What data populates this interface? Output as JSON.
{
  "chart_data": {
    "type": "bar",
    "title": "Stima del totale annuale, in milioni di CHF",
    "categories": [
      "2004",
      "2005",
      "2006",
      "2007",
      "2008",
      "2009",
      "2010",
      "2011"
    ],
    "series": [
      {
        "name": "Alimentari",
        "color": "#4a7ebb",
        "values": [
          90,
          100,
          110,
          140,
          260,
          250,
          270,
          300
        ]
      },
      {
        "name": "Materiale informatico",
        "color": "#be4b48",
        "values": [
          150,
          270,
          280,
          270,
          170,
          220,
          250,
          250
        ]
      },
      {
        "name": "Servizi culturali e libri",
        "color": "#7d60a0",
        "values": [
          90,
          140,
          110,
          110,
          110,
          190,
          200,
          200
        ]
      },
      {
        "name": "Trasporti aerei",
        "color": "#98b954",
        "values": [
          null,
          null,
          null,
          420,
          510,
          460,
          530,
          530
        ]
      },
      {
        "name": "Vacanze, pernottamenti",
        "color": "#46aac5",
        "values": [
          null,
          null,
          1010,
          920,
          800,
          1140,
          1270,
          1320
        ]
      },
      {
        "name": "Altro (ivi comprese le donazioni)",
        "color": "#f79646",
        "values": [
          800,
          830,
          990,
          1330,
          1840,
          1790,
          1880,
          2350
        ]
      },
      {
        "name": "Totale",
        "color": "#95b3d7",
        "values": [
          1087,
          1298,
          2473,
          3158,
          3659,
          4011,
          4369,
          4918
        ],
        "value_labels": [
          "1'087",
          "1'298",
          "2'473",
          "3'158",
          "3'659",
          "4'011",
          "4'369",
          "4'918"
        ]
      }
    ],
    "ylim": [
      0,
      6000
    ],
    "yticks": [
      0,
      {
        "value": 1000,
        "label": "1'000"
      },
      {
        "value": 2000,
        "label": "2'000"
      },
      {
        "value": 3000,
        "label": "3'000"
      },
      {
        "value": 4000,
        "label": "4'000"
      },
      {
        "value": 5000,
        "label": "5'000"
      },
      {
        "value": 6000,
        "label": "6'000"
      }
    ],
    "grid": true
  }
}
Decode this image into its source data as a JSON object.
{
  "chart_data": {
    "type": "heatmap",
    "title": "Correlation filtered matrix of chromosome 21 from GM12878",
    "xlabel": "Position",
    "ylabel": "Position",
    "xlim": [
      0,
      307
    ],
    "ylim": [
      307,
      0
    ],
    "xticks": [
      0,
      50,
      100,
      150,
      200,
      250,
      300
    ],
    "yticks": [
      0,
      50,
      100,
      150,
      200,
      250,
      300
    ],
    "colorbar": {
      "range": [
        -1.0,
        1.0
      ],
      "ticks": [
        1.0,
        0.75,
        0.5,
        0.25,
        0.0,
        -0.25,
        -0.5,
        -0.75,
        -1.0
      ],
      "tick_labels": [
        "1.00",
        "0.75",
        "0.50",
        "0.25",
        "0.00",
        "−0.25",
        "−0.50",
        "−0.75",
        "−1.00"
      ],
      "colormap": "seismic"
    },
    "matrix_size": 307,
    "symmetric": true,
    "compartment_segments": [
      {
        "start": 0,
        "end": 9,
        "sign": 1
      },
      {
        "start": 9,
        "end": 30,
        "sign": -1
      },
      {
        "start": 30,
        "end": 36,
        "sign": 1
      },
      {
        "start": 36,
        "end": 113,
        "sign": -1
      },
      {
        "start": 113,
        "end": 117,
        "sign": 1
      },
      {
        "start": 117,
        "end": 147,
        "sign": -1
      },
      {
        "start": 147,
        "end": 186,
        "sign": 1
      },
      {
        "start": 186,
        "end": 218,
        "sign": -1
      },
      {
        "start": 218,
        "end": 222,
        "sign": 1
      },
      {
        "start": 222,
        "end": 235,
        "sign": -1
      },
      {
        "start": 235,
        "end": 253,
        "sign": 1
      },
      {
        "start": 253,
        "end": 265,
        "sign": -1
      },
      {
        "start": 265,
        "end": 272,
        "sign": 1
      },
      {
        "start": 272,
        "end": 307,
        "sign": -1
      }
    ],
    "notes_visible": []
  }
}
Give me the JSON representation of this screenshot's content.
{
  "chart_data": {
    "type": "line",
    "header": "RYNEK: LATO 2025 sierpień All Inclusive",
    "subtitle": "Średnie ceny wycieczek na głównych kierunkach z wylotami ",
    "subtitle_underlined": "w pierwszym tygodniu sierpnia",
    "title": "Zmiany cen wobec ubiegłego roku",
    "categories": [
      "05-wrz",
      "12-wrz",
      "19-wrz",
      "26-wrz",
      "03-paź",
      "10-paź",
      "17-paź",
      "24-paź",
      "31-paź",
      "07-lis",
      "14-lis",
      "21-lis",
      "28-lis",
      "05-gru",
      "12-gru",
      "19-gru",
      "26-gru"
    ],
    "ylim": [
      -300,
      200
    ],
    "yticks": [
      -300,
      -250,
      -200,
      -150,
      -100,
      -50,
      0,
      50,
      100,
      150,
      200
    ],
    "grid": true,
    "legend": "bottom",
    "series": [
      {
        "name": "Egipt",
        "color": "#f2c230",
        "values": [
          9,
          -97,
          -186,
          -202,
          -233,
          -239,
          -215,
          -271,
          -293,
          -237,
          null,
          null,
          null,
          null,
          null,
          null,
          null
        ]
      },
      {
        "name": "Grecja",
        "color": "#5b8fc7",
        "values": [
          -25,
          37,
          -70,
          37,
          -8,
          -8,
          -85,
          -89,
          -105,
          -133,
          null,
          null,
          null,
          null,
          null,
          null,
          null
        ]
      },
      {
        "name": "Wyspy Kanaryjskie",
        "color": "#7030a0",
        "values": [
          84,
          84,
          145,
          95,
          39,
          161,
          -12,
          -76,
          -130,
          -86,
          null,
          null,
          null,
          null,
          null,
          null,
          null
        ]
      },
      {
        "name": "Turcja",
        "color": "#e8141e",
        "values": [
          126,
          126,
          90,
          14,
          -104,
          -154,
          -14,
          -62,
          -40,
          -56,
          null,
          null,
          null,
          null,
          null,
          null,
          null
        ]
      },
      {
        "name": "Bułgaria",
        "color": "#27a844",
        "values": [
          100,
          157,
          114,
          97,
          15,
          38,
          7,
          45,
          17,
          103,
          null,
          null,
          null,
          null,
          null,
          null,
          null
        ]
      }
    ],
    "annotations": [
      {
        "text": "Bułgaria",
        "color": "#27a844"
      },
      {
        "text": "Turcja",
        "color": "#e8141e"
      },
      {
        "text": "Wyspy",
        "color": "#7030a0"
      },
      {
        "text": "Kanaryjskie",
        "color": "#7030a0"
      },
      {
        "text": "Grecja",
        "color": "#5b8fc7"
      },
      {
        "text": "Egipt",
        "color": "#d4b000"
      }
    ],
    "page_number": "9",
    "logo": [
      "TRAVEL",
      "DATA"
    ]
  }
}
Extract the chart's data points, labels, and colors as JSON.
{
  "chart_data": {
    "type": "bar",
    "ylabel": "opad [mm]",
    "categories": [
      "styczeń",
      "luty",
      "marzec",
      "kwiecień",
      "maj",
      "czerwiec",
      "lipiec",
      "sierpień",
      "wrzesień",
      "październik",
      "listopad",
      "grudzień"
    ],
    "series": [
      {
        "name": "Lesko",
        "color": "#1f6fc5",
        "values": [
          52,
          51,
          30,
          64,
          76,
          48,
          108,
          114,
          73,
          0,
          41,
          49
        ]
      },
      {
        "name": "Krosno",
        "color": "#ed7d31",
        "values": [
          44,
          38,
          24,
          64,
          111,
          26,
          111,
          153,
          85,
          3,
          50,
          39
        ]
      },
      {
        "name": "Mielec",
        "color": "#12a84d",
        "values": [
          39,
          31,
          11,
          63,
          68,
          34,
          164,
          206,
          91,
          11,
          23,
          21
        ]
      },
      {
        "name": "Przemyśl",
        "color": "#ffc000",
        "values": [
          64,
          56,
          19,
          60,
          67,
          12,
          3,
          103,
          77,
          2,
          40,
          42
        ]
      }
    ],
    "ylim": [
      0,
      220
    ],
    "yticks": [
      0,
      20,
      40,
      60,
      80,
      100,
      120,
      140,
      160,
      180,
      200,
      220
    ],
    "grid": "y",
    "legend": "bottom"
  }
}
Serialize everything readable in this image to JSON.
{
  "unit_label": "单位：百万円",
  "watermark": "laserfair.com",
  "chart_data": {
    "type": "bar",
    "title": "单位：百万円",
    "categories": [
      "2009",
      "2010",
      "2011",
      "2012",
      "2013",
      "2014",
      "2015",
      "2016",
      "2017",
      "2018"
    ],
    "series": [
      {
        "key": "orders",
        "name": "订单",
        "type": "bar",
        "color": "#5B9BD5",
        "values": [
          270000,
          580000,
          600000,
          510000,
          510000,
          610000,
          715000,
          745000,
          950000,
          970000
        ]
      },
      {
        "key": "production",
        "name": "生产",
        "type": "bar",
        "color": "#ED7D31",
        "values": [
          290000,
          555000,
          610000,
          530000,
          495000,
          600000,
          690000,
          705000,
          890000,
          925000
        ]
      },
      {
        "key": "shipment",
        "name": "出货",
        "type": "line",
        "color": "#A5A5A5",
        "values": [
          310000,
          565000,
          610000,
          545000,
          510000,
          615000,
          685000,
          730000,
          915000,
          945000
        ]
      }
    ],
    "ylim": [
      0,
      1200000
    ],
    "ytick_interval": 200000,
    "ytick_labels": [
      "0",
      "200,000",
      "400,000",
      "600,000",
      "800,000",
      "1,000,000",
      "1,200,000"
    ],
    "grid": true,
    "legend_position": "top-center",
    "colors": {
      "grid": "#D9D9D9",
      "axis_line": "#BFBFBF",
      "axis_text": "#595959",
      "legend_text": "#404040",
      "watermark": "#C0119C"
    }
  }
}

________________________

• **REQUIRED WORK**: Only a number is wanted: how many lines contain the word "JSON"?

• **CORRECT ANSWER**: 5